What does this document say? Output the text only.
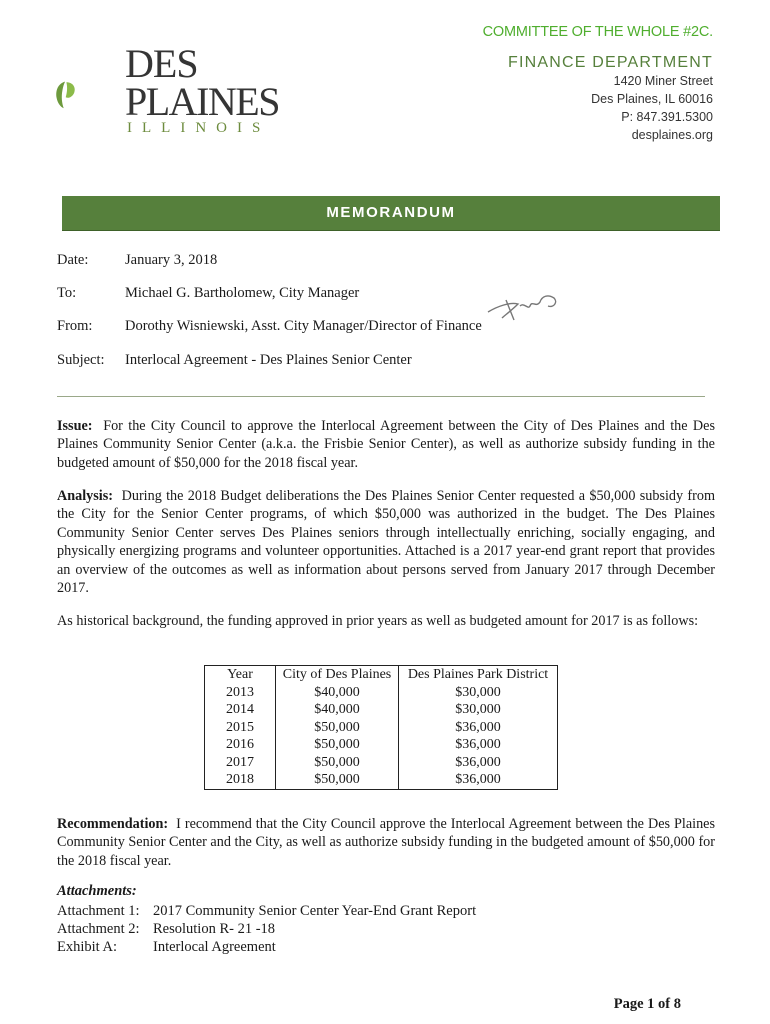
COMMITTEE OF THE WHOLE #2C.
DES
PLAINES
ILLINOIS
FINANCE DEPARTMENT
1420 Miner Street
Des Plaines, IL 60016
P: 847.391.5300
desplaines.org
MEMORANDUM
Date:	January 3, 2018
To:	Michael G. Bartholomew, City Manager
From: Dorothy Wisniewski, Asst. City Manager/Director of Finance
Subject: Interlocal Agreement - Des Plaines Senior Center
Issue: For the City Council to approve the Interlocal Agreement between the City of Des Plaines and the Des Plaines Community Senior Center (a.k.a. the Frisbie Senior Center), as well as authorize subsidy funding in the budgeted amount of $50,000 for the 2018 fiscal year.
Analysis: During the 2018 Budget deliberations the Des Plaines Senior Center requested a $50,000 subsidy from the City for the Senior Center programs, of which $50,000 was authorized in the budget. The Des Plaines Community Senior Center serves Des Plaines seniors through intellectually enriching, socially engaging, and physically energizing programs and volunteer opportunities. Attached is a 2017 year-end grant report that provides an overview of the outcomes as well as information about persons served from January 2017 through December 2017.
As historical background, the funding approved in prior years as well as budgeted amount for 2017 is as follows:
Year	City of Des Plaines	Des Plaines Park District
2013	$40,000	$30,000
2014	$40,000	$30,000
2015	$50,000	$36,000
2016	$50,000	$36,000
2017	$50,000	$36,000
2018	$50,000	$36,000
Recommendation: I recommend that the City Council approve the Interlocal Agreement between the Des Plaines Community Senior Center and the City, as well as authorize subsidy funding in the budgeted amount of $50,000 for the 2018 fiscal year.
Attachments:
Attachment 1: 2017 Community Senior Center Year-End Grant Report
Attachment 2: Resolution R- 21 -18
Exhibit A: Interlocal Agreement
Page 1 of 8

★ ★ ★ ★

• Instructions to follow
Copy out each line in the listing that has the word "Manager".

• Answer to the problem
To:	Michael G. Bartholomew, City Manager
From: Dorothy Wisniewski, Asst. City Manager/Director of Finance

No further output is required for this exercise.